What is asked: For each line below that includes the word "机电工程学院", make a copy.

Working data:
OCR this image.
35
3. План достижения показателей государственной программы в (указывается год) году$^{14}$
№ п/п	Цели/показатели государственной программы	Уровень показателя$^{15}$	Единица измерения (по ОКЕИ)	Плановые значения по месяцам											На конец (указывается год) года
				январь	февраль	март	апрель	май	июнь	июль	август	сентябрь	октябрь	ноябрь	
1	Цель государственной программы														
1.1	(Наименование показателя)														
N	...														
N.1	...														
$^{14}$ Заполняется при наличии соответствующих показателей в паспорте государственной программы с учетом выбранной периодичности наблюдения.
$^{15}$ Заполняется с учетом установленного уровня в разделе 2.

==

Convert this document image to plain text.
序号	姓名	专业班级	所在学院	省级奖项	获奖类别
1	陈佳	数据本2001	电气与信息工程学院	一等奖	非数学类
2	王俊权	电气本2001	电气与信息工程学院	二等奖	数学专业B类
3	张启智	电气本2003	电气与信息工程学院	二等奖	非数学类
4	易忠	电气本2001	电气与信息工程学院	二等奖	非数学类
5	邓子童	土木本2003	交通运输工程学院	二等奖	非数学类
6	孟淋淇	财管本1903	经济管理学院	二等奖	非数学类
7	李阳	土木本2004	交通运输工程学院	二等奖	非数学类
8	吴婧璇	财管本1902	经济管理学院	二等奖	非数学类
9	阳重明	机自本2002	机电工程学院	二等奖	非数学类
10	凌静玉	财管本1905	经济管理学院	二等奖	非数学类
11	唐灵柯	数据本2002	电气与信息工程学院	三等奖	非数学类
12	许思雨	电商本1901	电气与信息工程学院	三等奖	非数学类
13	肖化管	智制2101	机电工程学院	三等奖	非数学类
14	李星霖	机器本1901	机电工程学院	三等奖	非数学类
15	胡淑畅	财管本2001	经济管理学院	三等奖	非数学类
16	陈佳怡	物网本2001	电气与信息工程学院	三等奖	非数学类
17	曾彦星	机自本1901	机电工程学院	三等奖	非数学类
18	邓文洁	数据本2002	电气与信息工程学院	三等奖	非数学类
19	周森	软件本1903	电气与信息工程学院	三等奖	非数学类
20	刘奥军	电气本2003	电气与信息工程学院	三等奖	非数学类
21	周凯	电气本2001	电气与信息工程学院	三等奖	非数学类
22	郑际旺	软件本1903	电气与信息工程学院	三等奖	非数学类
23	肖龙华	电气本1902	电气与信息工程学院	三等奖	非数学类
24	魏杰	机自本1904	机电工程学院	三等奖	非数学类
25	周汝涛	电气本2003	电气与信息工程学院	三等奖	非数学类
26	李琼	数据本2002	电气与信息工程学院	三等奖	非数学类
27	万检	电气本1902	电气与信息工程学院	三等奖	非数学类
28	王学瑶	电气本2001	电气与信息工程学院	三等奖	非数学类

Final result:
9	阳重明	机自本2002	机电工程学院	二等奖	非数学类
13	肖化管	智制2101	机电工程学院	三等奖	非数学类
14	李星霖	机器本1901	机电工程学院	三等奖	非数学类
17	曾彦星	机自本1901	机电工程学院	三等奖	非数学类
24	魏杰	机自本1904	机电工程学院	三等奖	非数学类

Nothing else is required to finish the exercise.